:: WHAT YOU SHOULD DO ::
Please rewrite the items from the first line through the line containing "566, 406, 580]", swapping "grommet-icon" for "eyelet-icon" and leaving all else unchanged.

## BEGIN

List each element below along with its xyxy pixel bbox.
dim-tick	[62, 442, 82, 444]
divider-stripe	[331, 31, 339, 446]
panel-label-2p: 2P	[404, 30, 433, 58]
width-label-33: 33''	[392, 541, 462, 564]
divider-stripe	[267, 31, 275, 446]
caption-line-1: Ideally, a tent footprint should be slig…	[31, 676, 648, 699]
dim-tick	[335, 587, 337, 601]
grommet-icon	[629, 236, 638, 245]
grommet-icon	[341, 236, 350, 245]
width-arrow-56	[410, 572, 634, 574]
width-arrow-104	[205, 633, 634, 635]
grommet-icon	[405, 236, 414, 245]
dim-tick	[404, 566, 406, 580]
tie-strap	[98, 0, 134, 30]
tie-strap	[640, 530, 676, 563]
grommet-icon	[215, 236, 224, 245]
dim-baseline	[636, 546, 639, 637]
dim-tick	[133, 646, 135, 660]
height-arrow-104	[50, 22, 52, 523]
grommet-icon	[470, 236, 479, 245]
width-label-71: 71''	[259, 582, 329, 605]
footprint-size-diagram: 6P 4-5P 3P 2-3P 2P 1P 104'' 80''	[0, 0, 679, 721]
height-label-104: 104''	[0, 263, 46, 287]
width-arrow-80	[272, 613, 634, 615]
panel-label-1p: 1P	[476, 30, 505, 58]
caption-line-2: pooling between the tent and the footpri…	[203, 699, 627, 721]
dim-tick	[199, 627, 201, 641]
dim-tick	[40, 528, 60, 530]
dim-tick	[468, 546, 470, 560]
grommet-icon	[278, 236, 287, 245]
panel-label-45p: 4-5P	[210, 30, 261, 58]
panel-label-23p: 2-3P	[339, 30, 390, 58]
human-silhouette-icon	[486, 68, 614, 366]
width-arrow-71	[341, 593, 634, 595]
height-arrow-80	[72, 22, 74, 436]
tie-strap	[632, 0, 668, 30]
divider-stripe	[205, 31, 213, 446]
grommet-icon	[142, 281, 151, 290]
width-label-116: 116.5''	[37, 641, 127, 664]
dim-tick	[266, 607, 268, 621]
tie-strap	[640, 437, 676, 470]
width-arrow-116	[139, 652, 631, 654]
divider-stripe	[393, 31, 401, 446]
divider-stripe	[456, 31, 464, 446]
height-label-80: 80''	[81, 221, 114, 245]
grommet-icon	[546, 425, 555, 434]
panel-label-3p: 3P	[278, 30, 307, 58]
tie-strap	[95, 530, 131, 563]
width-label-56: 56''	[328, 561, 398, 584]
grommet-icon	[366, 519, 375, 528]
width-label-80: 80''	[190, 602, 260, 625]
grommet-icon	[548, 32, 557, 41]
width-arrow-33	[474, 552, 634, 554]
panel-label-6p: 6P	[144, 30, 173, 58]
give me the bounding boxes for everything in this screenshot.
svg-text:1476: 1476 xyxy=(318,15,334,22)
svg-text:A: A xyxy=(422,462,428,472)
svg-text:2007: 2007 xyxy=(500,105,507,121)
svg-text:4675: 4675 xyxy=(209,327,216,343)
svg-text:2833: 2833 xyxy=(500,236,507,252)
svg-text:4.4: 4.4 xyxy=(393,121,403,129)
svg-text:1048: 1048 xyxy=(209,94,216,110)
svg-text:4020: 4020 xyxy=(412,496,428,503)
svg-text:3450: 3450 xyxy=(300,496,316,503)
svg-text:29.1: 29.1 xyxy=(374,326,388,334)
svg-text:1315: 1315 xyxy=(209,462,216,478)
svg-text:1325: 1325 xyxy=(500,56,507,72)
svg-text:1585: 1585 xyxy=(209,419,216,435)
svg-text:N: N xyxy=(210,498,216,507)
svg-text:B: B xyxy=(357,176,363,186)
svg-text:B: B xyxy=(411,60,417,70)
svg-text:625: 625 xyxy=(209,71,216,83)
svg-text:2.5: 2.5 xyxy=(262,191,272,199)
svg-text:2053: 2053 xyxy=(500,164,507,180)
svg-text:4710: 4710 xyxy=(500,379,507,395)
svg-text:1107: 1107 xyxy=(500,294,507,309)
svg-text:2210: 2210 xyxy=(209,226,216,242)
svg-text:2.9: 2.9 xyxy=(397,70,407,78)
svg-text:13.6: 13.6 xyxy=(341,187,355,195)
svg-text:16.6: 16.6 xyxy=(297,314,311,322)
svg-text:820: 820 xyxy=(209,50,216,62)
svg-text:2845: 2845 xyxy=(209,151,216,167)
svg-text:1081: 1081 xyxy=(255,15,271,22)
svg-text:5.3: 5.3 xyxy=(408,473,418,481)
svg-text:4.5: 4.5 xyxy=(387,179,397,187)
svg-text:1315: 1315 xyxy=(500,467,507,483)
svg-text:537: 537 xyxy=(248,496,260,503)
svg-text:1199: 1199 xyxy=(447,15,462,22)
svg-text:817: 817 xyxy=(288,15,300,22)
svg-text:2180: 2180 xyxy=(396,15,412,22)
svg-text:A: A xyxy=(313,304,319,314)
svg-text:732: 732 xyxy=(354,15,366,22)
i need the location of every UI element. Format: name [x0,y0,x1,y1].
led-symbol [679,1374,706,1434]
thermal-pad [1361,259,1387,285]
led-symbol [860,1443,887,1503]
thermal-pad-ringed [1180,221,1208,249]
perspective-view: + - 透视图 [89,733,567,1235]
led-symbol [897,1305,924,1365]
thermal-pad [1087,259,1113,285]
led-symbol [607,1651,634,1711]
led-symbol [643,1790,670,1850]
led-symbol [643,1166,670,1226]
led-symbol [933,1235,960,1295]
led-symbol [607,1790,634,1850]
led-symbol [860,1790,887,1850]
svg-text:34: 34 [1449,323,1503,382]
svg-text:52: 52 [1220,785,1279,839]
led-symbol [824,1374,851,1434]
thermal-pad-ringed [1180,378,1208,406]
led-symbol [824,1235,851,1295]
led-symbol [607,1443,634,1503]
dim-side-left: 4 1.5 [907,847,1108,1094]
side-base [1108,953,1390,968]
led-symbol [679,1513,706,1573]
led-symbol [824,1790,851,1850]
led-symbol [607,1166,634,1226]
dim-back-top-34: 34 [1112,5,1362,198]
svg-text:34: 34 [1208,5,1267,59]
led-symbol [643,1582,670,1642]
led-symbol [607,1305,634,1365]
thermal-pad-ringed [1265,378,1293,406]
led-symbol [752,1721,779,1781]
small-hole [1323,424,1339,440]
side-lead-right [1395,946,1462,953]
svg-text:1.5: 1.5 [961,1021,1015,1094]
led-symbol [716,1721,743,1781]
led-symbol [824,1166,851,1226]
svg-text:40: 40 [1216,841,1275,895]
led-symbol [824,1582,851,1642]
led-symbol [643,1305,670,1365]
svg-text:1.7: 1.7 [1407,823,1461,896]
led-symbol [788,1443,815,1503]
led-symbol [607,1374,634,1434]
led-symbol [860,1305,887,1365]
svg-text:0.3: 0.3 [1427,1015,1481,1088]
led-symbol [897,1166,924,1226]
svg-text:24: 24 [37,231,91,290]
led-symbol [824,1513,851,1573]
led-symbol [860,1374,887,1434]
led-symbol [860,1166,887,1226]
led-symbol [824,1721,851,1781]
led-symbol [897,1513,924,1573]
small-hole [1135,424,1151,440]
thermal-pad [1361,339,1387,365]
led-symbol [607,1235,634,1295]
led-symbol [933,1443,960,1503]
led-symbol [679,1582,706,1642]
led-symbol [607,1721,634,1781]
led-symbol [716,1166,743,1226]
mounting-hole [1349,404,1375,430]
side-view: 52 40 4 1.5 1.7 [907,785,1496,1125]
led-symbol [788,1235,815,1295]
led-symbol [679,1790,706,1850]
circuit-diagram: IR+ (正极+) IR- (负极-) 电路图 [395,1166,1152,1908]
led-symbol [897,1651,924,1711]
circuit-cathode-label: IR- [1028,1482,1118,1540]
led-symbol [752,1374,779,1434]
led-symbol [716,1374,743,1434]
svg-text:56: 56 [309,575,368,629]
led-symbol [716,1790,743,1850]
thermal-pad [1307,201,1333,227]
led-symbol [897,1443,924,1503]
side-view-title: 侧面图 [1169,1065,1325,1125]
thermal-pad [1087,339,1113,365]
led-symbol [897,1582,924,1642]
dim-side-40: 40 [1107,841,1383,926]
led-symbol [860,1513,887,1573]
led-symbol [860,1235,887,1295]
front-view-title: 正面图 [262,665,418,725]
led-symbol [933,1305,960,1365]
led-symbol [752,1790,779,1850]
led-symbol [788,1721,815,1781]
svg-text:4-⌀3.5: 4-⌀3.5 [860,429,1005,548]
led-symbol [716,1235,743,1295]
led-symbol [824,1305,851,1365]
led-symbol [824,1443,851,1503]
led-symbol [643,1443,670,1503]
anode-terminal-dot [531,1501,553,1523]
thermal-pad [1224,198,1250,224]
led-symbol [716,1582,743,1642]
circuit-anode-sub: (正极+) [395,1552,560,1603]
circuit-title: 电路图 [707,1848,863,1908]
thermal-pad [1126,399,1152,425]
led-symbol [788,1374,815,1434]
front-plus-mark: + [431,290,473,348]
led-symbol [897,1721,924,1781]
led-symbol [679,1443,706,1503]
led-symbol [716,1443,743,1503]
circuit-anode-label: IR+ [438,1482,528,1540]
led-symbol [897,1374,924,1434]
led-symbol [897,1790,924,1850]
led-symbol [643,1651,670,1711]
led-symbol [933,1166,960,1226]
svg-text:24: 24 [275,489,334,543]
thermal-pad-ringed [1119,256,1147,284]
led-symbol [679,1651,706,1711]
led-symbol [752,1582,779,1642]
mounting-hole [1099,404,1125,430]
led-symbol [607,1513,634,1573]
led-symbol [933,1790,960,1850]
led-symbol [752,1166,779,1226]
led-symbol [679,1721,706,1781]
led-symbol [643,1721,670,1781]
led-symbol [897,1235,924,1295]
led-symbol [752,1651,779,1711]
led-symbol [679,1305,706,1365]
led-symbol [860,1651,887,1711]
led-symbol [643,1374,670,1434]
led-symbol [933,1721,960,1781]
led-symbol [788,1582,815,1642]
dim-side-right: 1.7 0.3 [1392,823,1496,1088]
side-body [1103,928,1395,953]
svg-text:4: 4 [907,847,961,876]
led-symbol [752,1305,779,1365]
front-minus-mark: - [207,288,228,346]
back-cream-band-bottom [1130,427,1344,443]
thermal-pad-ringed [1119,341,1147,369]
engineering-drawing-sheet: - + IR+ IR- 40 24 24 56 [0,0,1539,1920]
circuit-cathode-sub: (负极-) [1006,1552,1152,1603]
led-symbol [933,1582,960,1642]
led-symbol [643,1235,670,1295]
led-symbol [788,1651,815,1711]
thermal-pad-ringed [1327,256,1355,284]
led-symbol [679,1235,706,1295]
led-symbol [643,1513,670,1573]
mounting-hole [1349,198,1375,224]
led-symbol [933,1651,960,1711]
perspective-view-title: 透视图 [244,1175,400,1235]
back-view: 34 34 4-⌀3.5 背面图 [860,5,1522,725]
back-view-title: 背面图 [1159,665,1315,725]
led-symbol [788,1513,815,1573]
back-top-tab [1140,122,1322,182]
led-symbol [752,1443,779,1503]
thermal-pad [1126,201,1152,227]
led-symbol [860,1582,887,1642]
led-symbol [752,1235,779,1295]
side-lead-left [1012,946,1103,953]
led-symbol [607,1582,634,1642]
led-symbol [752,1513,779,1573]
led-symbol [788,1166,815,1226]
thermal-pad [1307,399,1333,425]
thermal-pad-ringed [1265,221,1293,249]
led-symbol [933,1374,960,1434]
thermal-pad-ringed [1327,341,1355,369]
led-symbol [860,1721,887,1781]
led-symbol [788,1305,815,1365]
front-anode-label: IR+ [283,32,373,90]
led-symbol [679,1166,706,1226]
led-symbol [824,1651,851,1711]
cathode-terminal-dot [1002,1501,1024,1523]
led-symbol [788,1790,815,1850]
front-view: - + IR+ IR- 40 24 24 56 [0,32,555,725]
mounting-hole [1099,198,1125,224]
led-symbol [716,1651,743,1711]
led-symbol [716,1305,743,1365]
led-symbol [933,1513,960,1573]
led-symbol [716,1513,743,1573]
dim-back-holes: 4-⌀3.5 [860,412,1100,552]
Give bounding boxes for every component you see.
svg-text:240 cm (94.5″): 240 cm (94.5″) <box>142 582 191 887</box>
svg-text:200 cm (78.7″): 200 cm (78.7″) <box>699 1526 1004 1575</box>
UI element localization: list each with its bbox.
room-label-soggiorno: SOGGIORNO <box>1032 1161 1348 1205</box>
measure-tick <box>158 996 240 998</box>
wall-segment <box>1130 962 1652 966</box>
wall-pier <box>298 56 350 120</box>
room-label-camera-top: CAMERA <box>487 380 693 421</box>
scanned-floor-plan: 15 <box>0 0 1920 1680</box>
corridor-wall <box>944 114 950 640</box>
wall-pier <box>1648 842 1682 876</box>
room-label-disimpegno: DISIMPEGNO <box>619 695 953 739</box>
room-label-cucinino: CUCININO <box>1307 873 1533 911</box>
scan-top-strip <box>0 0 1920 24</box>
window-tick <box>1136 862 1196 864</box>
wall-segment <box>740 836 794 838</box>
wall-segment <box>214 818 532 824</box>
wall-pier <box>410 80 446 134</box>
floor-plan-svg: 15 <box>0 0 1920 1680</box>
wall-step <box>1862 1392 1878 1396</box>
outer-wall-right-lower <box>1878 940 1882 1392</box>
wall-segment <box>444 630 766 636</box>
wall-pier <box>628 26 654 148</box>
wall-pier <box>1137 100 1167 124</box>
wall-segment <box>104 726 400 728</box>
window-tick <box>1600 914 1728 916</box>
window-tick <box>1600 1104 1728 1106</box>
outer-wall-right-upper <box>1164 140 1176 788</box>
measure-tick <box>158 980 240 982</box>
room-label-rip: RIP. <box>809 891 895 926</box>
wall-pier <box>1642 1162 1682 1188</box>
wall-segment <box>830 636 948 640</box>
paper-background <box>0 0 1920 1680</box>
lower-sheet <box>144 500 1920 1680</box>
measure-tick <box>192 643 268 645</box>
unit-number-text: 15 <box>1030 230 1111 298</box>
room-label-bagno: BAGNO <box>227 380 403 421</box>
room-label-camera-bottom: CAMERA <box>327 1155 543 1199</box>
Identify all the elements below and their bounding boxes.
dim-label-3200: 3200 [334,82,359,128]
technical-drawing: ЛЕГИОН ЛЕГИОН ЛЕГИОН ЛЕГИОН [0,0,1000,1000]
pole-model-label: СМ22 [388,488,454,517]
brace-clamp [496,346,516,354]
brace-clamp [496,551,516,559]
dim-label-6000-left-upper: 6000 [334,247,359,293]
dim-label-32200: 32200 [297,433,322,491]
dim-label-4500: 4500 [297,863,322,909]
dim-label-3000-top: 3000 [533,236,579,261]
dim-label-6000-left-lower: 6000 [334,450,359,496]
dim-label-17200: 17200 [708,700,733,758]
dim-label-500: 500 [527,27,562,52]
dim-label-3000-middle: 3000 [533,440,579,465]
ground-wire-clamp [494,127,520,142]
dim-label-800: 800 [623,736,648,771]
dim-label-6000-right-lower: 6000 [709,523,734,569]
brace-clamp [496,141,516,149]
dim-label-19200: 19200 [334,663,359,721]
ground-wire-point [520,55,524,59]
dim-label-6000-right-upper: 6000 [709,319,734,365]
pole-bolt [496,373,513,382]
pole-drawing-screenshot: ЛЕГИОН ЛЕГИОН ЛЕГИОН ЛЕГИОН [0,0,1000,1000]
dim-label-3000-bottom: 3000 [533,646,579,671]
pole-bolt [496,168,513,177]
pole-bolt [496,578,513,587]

## END

:: ANSWER TO THE TASK ::
List each element below along with its xyxy pixel bbox.
dim-tick	[62, 442, 82, 444]
divider-stripe	[331, 31, 339, 446]
panel-label-2p: 2P	[404, 30, 433, 58]
width-label-33: 33''	[392, 541, 462, 564]
divider-stripe	[267, 31, 275, 446]
caption-line-1: Ideally, a tent footprint should be slig…	[31, 676, 648, 699]
dim-tick	[335, 587, 337, 601]
eyelet-icon	[629, 236, 638, 245]
eyelet-icon	[341, 236, 350, 245]
width-arrow-56	[410, 572, 634, 574]
width-arrow-104	[205, 633, 634, 635]
eyelet-icon	[405, 236, 414, 245]
dim-tick	[404, 566, 406, 580]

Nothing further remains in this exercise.